Set down each line of the data below exactly as it stands, dropping the pictures.

◆ Material to process:
↓↓↓

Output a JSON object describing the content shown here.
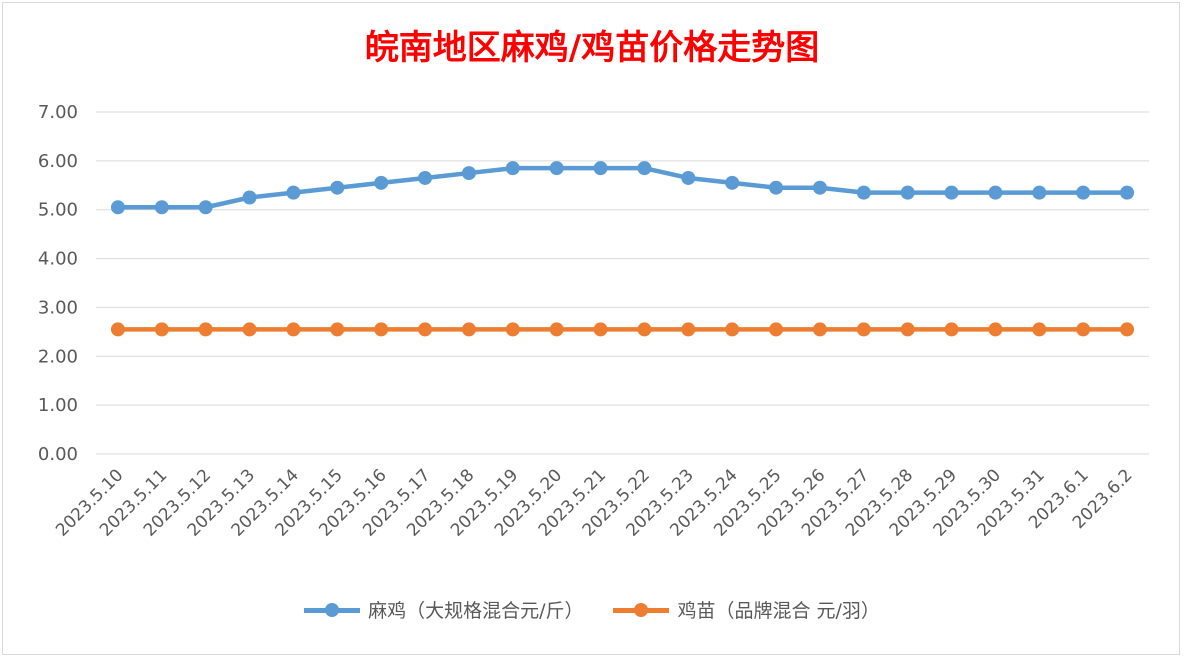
{
  "chart_data": {
    "type": "line",
    "title": "皖南地区麻鸡/鸡苗价格走势图",
    "categories": [
      "2023.5.10",
      "2023.5.11",
      "2023.5.12",
      "2023.5.13",
      "2023.5.14",
      "2023.5.15",
      "2023.5.16",
      "2023.5.17",
      "2023.5.18",
      "2023.5.19",
      "2023.5.20",
      "2023.5.21",
      "2023.5.22",
      "2023.5.23",
      "2023.5.24",
      "2023.5.25",
      "2023.5.26",
      "2023.5.27",
      "2023.5.28",
      "2023.5.29",
      "2023.5.30",
      "2023.5.31",
      "2023.6.1",
      "2023.6.2"
    ],
    "series": [
      {
        "name": "麻鸡（大规格混合元/斤）",
        "color": "#5b9bd5",
        "values": [
          5.05,
          5.05,
          5.05,
          5.25,
          5.35,
          5.45,
          5.55,
          5.65,
          5.75,
          5.85,
          5.85,
          5.85,
          5.85,
          5.65,
          5.55,
          5.45,
          5.45,
          5.35,
          5.35,
          5.35,
          5.35,
          5.35,
          5.35,
          5.35
        ]
      },
      {
        "name": "鸡苗（品牌混合 元/羽）",
        "color": "#ed7d31",
        "values": [
          2.55,
          2.55,
          2.55,
          2.55,
          2.55,
          2.55,
          2.55,
          2.55,
          2.55,
          2.55,
          2.55,
          2.55,
          2.55,
          2.55,
          2.55,
          2.55,
          2.55,
          2.55,
          2.55,
          2.55,
          2.55,
          2.55,
          2.55,
          2.55
        ]
      }
    ],
    "ylim": [
      0,
      7
    ],
    "yticks": [
      "0.00",
      "1.00",
      "2.00",
      "3.00",
      "4.00",
      "5.00",
      "6.00",
      "7.00"
    ],
    "xlabel": "",
    "ylabel": "",
    "grid": true,
    "legend_position": "bottom"
  }
}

↑↑↑

◆ Response below:
Output a JSON object describing the content shown here.
{
  "chart_data": {
    "type": "line",
    "title": "皖南地区麻鸡/鸡苗价格走势图",
    "categories": [
      "2023.5.10",
      "2023.5.11",
      "2023.5.12",
      "2023.5.13",
      "2023.5.14",
      "2023.5.15",
      "2023.5.16",
      "2023.5.17",
      "2023.5.18",
      "2023.5.19",
      "2023.5.20",
      "2023.5.21",
      "2023.5.22",
      "2023.5.23",
      "2023.5.24",
      "2023.5.25",
      "2023.5.26",
      "2023.5.27",
      "2023.5.28",
      "2023.5.29",
      "2023.5.30",
      "2023.5.31",
      "2023.6.1",
      "2023.6.2"
    ],
    "series": [
      {
        "name": "麻鸡（大规格混合元/斤）",
        "color": "#5b9bd5",
        "values": [
          5.05,
          5.05,
          5.05,
          5.25,
          5.35,
          5.45,
          5.55,
          5.65,
          5.75,
          5.85,
          5.85,
          5.85,
          5.85,
          5.65,
          5.55,
          5.45,
          5.45,
          5.35,
          5.35,
          5.35,
          5.35,
          5.35,
          5.35,
          5.35
        ]
      },
      {
        "name": "鸡苗（品牌混合 元/羽）",
        "color": "#ed7d31",
        "values": [
          2.55,
          2.55,
          2.55,
          2.55,
          2.55,
          2.55,
          2.55,
          2.55,
          2.55,
          2.55,
          2.55,
          2.55,
          2.55,
          2.55,
          2.55,
          2.55,
          2.55,
          2.55,
          2.55,
          2.55,
          2.55,
          2.55,
          2.55,
          2.55
        ]
      }
    ],
    "ylim": [
      0,
      7
    ],
    "yticks": [
      "0.00",
      "1.00",
      "2.00",
      "3.00",
      "4.00",
      "5.00",
      "6.00",
      "7.00"
    ],
    "xlabel": "",
    "ylabel": "",
    "grid": true,
    "legend_position": "bottom"
  }
}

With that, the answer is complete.